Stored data

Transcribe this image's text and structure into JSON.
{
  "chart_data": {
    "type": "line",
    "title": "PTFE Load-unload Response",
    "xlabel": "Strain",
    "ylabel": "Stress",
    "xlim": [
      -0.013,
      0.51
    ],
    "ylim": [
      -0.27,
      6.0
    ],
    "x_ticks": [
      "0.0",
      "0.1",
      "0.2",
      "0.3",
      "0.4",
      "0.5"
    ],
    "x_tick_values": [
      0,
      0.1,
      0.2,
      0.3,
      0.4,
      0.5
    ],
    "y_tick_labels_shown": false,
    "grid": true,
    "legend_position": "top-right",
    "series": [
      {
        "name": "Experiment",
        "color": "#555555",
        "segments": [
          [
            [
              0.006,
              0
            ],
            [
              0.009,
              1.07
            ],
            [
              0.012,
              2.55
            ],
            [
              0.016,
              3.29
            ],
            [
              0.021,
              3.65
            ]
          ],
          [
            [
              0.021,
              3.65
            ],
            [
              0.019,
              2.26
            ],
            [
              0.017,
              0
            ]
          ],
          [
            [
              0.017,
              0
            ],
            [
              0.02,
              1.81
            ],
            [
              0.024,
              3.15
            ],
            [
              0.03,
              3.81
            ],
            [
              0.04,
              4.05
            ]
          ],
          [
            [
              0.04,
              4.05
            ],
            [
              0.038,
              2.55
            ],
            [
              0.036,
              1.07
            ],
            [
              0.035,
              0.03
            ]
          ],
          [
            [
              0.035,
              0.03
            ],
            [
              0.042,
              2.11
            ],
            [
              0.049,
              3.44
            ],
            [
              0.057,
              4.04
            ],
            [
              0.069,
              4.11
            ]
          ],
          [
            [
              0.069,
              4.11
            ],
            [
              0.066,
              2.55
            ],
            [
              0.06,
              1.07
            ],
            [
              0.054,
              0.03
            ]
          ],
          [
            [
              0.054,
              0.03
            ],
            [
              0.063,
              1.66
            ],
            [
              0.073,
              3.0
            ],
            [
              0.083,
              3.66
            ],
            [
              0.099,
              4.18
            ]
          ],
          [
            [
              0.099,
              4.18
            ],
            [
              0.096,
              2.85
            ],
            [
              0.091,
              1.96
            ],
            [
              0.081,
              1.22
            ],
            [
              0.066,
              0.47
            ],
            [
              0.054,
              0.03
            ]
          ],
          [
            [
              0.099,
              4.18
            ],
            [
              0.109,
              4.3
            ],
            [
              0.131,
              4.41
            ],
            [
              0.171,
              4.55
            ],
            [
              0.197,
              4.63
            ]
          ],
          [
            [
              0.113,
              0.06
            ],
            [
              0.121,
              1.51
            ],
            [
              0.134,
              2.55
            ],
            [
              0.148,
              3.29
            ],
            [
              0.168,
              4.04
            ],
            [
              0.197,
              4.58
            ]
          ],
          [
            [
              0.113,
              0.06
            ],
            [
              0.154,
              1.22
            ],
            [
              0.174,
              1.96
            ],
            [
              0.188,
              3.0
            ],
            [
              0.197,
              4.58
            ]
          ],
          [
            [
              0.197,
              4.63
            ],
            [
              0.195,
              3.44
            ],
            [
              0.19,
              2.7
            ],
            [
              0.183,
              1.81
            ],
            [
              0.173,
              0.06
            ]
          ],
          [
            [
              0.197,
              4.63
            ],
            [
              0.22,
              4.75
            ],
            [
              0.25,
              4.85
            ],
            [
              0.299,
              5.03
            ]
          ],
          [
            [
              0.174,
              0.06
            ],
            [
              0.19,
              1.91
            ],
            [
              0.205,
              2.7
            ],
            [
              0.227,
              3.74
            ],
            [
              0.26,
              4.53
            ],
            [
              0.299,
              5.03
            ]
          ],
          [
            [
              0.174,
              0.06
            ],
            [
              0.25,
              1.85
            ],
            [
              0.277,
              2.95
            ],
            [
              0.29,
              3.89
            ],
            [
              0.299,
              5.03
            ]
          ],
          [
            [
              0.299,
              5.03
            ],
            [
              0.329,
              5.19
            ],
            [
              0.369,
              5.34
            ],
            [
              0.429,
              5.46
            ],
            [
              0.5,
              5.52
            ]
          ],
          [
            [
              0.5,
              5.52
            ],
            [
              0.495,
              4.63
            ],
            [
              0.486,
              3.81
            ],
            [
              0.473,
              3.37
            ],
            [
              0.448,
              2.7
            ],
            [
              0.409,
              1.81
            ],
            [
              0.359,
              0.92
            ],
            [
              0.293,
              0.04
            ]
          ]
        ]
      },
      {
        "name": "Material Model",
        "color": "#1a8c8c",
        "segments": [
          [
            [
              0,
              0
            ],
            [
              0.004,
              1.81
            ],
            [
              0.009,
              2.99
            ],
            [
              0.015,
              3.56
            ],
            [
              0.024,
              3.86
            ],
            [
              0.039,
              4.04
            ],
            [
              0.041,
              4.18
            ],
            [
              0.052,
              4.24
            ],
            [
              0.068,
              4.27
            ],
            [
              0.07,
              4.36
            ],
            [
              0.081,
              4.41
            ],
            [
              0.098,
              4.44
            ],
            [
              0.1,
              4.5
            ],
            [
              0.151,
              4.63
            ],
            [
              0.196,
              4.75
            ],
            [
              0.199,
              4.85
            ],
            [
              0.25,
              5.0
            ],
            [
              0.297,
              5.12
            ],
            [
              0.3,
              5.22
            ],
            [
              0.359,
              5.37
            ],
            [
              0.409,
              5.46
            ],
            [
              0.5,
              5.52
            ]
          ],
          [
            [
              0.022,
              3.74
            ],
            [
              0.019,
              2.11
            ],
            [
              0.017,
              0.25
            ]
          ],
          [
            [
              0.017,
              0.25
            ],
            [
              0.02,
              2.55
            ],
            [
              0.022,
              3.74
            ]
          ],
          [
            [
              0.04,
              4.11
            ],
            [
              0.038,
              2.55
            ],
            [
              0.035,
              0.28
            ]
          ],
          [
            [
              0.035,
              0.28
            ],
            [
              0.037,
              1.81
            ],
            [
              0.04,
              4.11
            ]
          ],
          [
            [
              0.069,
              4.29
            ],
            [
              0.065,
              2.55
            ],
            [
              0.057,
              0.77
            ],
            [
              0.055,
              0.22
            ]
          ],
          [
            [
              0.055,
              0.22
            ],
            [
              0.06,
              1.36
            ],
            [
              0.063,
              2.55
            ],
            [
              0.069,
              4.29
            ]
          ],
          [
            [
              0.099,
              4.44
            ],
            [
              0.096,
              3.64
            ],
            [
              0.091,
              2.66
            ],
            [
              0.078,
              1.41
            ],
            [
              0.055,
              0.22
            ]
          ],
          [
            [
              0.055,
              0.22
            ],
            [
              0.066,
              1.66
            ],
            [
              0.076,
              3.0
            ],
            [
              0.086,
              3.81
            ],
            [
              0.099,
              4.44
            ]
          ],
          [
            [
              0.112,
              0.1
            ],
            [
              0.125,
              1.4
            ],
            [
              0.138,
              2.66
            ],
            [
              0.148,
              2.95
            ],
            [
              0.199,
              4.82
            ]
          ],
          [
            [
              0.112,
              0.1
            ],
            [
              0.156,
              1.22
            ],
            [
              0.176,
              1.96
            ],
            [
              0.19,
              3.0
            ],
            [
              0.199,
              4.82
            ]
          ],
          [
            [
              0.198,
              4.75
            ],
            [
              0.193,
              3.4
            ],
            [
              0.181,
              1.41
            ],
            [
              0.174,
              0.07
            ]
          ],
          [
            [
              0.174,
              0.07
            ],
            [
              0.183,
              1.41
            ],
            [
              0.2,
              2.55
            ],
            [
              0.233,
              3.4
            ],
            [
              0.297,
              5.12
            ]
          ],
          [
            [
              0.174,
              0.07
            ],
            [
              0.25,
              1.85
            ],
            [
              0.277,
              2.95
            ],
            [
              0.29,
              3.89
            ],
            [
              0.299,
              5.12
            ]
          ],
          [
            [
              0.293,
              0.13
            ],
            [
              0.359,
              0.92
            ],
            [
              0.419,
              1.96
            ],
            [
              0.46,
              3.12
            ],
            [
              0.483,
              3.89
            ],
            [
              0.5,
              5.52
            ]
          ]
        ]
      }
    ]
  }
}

● SET PROBLEM
Using the records above, find and show each line with the string "name".

● WRITTEN RESPONSE
        "name": "Experiment",
        "name": "Material Model",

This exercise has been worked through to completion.